[Exercise]: Go through the records and give each one again exactly.
+++ Provided records +++
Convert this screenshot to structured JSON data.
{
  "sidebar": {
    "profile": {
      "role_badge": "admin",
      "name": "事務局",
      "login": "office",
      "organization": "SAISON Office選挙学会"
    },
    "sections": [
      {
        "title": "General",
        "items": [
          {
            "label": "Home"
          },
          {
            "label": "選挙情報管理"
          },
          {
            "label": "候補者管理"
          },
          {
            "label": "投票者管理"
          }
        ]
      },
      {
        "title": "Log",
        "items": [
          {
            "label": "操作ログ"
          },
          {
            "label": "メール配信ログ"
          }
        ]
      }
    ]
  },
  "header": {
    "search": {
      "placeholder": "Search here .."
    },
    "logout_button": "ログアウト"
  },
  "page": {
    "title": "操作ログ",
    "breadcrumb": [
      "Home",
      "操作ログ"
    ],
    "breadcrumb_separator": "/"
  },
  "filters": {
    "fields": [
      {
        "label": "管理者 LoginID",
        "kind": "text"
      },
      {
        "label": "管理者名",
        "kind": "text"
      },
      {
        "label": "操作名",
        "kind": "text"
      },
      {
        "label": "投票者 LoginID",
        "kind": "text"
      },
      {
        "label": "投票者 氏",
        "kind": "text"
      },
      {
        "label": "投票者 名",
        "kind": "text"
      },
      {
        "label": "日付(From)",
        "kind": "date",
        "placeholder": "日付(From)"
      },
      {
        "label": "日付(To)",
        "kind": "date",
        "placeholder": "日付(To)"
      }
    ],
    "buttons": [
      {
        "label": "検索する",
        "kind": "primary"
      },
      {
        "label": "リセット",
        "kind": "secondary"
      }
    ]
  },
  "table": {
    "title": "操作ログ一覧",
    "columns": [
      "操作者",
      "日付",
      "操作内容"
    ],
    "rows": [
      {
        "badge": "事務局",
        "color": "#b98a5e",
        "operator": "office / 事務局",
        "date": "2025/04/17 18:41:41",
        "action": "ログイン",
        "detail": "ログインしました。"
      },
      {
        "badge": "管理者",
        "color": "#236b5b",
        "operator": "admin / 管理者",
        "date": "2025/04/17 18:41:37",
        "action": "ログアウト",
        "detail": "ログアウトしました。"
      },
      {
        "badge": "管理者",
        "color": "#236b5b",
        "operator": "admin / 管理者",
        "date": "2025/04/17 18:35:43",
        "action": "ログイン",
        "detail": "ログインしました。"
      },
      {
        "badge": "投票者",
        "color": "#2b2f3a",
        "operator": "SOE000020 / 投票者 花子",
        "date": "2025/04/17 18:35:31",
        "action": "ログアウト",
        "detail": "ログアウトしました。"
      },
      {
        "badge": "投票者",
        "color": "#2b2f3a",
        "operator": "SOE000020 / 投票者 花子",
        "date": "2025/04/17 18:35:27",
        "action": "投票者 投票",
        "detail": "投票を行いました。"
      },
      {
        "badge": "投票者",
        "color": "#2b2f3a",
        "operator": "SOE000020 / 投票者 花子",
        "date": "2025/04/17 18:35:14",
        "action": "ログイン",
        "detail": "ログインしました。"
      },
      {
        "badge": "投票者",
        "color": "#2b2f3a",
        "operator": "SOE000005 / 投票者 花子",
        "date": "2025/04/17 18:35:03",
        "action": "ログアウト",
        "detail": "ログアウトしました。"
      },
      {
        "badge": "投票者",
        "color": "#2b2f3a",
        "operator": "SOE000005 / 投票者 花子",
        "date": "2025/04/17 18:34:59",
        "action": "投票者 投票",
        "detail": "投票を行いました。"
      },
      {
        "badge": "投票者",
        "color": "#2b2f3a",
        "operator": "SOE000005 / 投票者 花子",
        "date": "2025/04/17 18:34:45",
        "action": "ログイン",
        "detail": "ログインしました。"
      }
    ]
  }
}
+++
[Output for this exercise]:
Convert this screenshot to structured JSON data.
{
  "sidebar": {
    "profile": {
      "role_badge": "admin",
      "name": "事務局",
      "login": "office",
      "organization": "SAISON Office選挙学会"
    },
    "sections": [
      {
        "title": "General",
        "items": [
          {
            "label": "Home"
          },
          {
            "label": "選挙情報管理"
          },
          {
            "label": "候補者管理"
          },
          {
            "label": "投票者管理"
          }
        ]
      },
      {
        "title": "Log",
        "items": [
          {
            "label": "操作ログ"
          },
          {
            "label": "メール配信ログ"
          }
        ]
      }
    ]
  },
  "header": {
    "search": {
      "placeholder": "Search here .."
    },
    "logout_button": "ログアウト"
  },
  "page": {
    "title": "操作ログ",
    "breadcrumb": [
      "Home",
      "操作ログ"
    ],
    "breadcrumb_separator": "/"
  },
  "filters": {
    "fields": [
      {
        "label": "管理者 LoginID",
        "kind": "text"
      },
      {
        "label": "管理者名",
        "kind": "text"
      },
      {
        "label": "操作名",
        "kind": "text"
      },
      {
        "label": "投票者 LoginID",
        "kind": "text"
      },
      {
        "label": "投票者 氏",
        "kind": "text"
      },
      {
        "label": "投票者 名",
        "kind": "text"
      },
      {
        "label": "日付(From)",
        "kind": "date",
        "placeholder": "日付(From)"
      },
      {
        "label": "日付(To)",
        "kind": "date",
        "placeholder": "日付(To)"
      }
    ],
    "buttons": [
      {
        "label": "検索する",
        "kind": "primary"
      },
      {
        "label": "リセット",
        "kind": "secondary"
      }
    ]
  },
  "table": {
    "title": "操作ログ一覧",
    "columns": [
      "操作者",
      "日付",
      "操作内容"
    ],
    "rows": [
      {
        "badge": "事務局",
        "color": "#b98a5e",
        "operator": "office / 事務局",
        "date": "2025/04/17 18:41:41",
        "action": "ログイン",
        "detail": "ログインしました。"
      },
      {
        "badge": "管理者",
        "color": "#236b5b",
        "operator": "admin / 管理者",
        "date": "2025/04/17 18:41:37",
        "action": "ログアウト",
        "detail": "ログアウトしました。"
      },
      {
        "badge": "管理者",
        "color": "#236b5b",
        "operator": "admin / 管理者",
        "date": "2025/04/17 18:35:43",
        "action": "ログイン",
        "detail": "ログインしました。"
      },
      {
        "badge": "投票者",
        "color": "#2b2f3a",
        "operator": "SOE000020 / 投票者 花子",
        "date": "2025/04/17 18:35:31",
        "action": "ログアウト",
        "detail": "ログアウトしました。"
      },
      {
        "badge": "投票者",
        "color": "#2b2f3a",
        "operator": "SOE000020 / 投票者 花子",
        "date": "2025/04/17 18:35:27",
        "action": "投票者 投票",
        "detail": "投票を行いました。"
      },
      {
        "badge": "投票者",
        "color": "#2b2f3a",
        "operator": "SOE000020 / 投票者 花子",
        "date": "2025/04/17 18:35:14",
        "action": "ログイン",
        "detail": "ログインしました。"
      },
      {
        "badge": "投票者",
        "color": "#2b2f3a",
        "operator": "SOE000005 / 投票者 花子",
        "date": "2025/04/17 18:35:03",
        "action": "ログアウト",
        "detail": "ログアウトしました。"
      },
      {
        "badge": "投票者",
        "color": "#2b2f3a",
        "operator": "SOE000005 / 投票者 花子",
        "date": "2025/04/17 18:34:59",
        "action": "投票者 投票",
        "detail": "投票を行いました。"
      },
      {
        "badge": "投票者",
        "color": "#2b2f3a",
        "operator": "SOE000005 / 投票者 花子",
        "date": "2025/04/17 18:34:45",
        "action": "ログイン",
        "detail": "ログインしました。"
      }
    ]
  }
}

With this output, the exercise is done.